- **Stated exercise**
Without further comment, state how many lines in the listing below contain the word "density".

Rows from a dataset
▼
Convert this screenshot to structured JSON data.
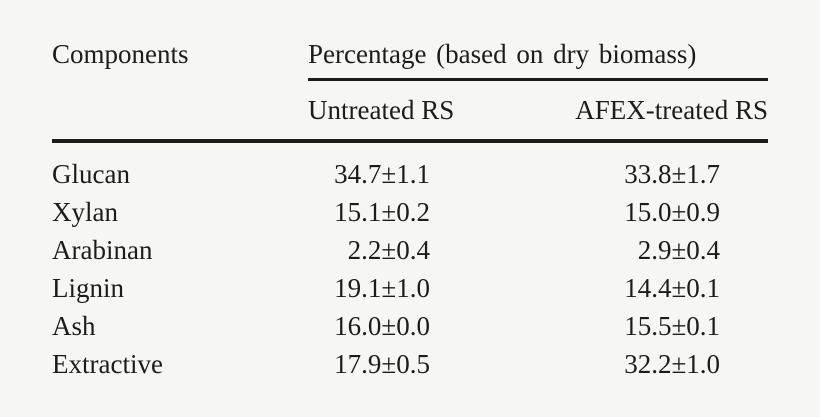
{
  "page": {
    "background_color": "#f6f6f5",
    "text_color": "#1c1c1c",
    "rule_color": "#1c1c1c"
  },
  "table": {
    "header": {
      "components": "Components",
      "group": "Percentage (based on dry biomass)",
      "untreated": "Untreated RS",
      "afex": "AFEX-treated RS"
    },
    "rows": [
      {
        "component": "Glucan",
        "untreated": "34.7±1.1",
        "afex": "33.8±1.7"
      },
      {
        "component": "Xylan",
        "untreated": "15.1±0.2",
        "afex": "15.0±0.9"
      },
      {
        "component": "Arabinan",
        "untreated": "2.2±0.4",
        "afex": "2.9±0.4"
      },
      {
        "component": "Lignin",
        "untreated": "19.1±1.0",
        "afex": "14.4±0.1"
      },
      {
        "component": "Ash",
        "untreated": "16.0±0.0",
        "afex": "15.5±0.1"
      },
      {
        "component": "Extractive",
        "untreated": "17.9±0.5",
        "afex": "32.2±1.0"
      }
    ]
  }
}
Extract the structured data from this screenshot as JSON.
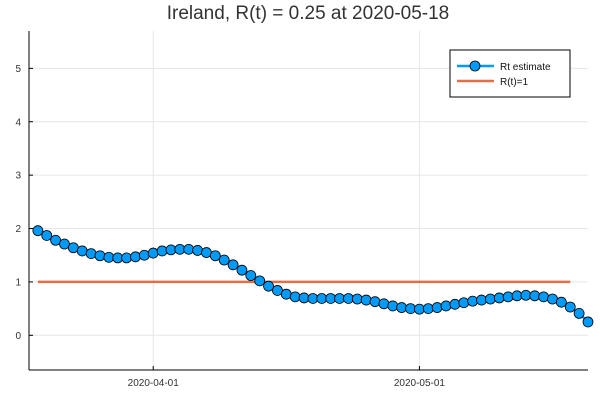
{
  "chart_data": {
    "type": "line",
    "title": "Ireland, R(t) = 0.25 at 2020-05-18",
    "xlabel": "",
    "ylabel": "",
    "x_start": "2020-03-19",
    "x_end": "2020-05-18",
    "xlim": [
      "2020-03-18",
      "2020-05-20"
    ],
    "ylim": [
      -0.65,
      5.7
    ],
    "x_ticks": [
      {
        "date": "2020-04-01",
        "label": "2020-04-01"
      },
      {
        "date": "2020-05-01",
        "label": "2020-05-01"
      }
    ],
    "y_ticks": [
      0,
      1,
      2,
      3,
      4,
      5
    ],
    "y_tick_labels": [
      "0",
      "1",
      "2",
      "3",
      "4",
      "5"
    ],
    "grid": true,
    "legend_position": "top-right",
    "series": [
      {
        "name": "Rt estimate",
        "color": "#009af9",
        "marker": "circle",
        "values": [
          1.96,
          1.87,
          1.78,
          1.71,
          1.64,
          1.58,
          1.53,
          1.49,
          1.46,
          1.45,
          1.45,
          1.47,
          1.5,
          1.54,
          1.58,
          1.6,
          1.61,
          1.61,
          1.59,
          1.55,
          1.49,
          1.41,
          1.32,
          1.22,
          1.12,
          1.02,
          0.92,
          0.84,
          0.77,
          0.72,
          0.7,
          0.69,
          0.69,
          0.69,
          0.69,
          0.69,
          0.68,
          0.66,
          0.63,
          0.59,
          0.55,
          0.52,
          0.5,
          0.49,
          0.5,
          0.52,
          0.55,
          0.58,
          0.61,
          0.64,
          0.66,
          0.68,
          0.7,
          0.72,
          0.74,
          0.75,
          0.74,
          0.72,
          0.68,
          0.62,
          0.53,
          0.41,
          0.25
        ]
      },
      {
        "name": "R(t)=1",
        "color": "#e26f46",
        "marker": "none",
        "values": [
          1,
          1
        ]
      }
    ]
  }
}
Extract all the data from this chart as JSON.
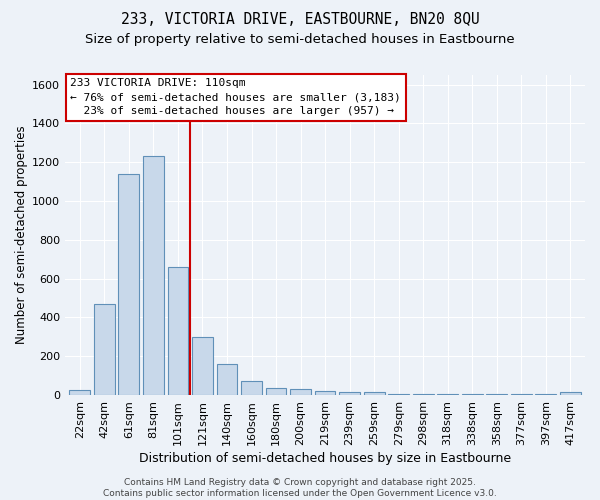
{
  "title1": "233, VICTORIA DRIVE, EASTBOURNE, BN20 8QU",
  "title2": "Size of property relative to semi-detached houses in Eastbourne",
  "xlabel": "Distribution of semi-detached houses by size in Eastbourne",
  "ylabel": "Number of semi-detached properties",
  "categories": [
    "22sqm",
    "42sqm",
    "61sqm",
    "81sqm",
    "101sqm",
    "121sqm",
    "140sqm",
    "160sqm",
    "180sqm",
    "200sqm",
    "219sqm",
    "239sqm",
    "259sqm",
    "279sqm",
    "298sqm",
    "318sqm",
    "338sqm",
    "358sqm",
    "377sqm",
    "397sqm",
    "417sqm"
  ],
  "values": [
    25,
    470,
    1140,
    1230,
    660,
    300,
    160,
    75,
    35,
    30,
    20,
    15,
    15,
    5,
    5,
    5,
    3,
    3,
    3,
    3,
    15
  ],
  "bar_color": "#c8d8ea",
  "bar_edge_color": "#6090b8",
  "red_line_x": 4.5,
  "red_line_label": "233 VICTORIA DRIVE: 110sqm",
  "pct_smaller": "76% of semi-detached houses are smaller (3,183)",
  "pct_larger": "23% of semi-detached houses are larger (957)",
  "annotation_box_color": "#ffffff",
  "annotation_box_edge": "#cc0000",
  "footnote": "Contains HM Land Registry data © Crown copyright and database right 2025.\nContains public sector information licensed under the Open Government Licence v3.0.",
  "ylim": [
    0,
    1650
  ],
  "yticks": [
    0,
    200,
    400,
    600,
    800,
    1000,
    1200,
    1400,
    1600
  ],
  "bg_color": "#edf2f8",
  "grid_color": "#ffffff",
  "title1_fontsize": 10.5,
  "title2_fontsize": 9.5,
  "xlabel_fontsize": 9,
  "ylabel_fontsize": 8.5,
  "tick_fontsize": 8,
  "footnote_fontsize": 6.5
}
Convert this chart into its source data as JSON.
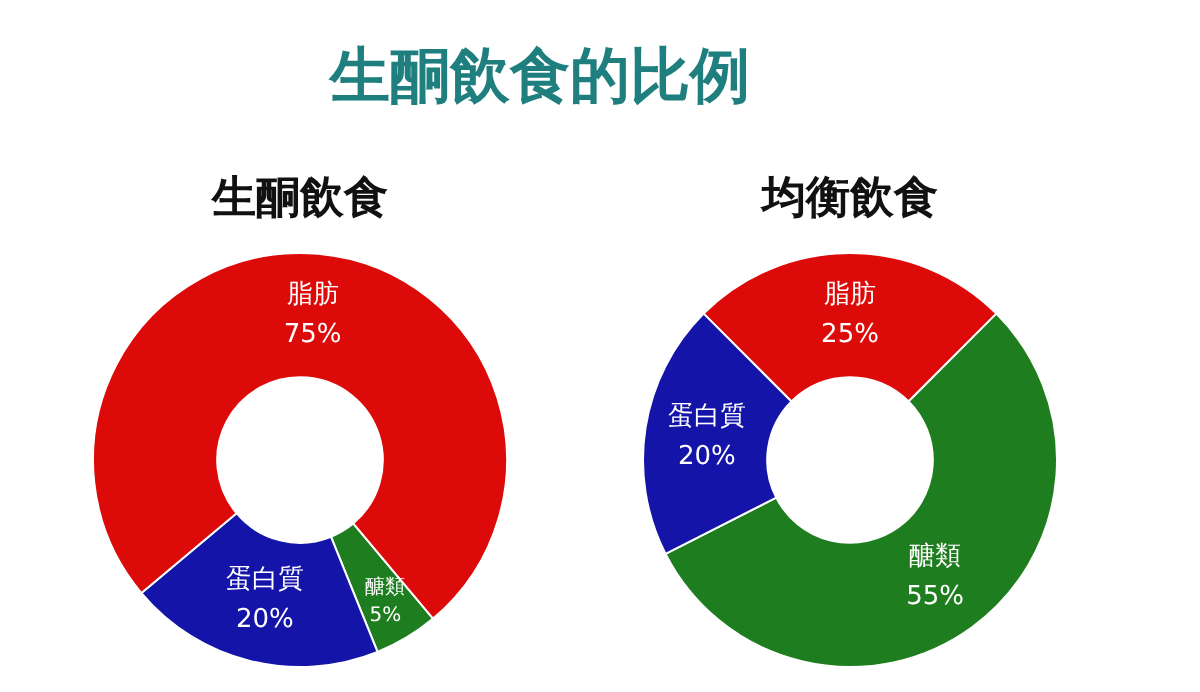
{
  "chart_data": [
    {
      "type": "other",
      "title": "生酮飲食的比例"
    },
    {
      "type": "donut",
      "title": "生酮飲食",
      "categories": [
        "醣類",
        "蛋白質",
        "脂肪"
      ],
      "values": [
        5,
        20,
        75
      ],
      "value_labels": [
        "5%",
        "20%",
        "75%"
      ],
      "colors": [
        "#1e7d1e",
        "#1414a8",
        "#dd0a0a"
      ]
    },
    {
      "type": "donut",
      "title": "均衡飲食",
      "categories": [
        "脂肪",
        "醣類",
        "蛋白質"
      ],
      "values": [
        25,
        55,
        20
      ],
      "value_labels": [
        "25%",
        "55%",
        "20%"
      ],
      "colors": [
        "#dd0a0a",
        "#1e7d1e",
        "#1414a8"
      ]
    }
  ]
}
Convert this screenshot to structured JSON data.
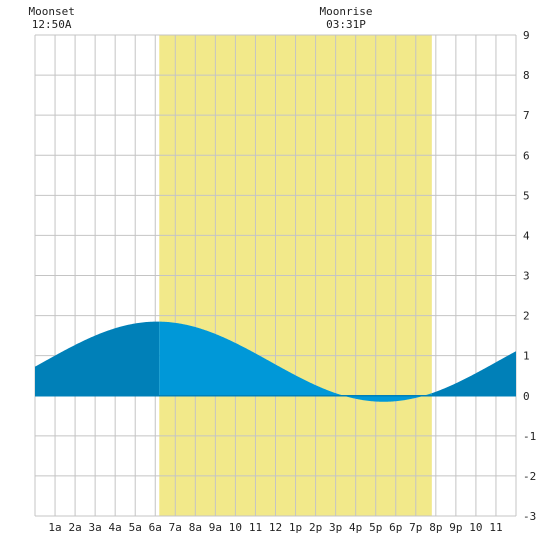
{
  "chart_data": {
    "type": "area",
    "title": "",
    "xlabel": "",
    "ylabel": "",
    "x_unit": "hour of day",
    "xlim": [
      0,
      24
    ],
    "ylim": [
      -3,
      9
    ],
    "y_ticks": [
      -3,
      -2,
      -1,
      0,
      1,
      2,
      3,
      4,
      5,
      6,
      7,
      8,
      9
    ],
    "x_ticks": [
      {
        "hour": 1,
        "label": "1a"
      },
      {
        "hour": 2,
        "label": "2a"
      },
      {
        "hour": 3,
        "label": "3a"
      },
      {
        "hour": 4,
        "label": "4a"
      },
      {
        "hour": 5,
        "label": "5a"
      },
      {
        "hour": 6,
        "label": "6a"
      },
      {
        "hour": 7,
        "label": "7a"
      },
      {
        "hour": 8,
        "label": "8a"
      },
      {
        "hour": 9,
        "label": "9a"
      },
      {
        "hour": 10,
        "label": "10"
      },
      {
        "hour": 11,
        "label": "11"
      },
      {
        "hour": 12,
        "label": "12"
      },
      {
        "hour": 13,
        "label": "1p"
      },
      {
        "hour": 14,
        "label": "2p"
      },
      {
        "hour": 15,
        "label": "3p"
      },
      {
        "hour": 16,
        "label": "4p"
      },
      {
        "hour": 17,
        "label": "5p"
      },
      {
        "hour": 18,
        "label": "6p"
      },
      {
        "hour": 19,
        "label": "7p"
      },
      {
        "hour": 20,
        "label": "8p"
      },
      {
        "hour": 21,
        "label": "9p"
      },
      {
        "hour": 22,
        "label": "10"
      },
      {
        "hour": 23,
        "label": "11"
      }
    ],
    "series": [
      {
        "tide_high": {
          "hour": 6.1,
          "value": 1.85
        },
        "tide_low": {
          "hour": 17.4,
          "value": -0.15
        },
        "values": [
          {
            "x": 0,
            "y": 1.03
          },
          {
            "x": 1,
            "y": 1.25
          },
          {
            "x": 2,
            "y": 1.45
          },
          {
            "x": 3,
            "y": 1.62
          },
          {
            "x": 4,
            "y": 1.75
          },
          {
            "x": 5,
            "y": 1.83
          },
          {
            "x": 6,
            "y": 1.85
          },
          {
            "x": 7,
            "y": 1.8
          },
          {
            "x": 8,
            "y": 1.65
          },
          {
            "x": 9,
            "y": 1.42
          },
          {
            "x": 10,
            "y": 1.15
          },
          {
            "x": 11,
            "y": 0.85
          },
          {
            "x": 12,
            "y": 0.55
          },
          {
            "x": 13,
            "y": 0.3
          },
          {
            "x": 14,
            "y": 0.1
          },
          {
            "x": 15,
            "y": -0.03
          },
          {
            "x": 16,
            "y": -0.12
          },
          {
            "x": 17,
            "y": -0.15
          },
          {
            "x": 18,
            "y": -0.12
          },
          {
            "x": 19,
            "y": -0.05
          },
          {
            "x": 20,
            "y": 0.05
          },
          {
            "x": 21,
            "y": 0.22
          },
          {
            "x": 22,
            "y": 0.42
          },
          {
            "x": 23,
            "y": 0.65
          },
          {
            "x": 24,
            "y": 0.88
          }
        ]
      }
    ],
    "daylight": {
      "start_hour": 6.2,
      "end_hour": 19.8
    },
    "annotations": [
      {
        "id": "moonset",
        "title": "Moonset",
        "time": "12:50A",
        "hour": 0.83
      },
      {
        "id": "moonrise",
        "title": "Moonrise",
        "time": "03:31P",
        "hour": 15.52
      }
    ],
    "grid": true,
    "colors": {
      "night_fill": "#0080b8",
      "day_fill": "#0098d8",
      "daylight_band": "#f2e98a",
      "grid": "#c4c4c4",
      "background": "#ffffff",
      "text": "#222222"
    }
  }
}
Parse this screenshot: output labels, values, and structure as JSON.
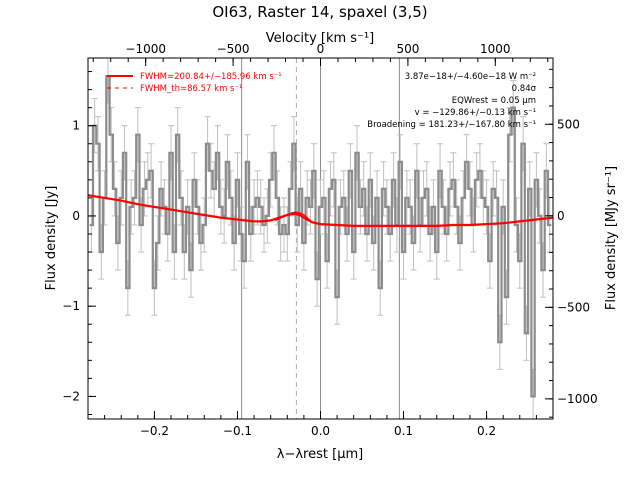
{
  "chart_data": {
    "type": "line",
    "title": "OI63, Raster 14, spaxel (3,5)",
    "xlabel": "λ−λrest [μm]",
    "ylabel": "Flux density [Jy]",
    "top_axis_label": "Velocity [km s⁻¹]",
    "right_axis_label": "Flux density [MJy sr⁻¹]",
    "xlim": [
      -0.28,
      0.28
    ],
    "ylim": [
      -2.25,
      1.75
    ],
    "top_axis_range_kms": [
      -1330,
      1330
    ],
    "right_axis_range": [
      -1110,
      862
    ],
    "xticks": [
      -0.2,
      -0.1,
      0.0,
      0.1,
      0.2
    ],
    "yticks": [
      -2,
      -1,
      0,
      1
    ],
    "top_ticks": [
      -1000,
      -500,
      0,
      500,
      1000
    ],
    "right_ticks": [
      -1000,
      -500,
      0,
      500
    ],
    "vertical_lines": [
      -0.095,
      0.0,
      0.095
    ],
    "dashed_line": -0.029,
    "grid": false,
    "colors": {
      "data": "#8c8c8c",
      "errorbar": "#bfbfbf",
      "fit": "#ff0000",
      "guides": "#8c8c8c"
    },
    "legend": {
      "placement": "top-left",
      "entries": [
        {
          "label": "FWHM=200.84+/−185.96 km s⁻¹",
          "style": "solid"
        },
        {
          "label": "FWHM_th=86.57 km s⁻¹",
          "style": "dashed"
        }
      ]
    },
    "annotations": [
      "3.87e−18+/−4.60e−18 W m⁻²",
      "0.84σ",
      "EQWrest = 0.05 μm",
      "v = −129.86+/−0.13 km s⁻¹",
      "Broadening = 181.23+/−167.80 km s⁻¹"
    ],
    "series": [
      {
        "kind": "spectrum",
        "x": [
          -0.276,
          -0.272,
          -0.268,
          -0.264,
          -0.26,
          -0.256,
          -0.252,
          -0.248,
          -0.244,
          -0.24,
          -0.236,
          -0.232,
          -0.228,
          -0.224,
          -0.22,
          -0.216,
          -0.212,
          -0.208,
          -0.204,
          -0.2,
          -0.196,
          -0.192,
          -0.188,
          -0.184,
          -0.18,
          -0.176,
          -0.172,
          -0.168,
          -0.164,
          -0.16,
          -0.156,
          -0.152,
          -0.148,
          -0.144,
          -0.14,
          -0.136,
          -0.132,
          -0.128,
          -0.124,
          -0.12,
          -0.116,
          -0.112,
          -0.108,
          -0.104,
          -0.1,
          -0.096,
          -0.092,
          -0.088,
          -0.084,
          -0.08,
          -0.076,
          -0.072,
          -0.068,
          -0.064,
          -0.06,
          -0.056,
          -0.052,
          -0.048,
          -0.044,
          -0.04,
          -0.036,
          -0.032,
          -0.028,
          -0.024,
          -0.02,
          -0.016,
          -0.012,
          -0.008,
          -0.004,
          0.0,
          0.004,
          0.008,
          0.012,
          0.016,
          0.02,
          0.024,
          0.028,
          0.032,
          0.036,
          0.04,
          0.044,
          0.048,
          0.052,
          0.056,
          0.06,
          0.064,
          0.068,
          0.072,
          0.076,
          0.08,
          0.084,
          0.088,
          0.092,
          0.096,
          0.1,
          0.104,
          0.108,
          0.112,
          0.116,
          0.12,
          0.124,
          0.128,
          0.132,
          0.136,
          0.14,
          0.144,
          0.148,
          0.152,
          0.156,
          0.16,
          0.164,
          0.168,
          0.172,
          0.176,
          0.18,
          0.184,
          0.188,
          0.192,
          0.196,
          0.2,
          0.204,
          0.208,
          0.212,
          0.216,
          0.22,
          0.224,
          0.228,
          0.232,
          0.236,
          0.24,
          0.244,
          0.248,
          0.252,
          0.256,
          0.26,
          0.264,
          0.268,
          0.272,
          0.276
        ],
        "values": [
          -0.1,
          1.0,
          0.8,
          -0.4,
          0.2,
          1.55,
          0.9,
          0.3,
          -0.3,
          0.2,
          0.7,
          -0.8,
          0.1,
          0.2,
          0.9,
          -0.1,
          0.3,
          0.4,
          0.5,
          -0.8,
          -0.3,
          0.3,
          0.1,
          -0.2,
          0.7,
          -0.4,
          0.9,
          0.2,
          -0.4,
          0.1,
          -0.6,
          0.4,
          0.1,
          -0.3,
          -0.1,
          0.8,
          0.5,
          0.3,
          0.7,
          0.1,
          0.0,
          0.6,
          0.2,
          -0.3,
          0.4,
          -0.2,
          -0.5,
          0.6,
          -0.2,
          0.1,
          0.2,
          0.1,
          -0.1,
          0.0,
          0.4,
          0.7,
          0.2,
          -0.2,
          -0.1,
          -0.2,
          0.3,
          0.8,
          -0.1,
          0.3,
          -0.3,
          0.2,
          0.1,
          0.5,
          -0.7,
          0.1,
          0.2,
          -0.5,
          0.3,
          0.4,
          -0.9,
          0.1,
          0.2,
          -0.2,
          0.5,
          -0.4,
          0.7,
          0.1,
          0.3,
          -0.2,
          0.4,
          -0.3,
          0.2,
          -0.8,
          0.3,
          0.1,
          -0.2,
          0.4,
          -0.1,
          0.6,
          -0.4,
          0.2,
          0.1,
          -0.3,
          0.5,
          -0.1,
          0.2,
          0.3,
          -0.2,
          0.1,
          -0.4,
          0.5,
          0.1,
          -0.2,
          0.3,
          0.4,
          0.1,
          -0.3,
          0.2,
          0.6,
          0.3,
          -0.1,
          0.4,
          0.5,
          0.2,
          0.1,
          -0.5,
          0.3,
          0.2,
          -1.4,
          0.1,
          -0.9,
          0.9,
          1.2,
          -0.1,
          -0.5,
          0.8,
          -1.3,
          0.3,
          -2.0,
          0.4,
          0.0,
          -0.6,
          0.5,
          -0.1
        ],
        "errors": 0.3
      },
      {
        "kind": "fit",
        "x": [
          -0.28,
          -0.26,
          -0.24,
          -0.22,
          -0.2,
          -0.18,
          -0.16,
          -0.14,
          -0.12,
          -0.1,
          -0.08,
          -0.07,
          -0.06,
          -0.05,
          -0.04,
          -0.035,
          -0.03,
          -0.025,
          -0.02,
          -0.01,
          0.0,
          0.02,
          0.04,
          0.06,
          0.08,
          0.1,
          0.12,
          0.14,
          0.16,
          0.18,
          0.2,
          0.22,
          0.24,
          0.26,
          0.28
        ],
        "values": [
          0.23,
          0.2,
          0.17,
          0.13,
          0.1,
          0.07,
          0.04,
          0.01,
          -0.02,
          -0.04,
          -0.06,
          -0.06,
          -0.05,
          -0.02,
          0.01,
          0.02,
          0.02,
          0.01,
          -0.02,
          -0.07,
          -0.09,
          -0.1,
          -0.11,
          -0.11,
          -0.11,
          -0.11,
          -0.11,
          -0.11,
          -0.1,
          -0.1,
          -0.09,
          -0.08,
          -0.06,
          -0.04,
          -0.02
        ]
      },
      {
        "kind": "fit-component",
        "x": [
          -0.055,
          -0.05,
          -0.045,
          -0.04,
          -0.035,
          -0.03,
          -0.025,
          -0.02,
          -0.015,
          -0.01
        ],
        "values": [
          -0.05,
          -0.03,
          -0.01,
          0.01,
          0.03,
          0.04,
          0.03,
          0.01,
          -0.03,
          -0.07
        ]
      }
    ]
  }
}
▲
- **Solution**
2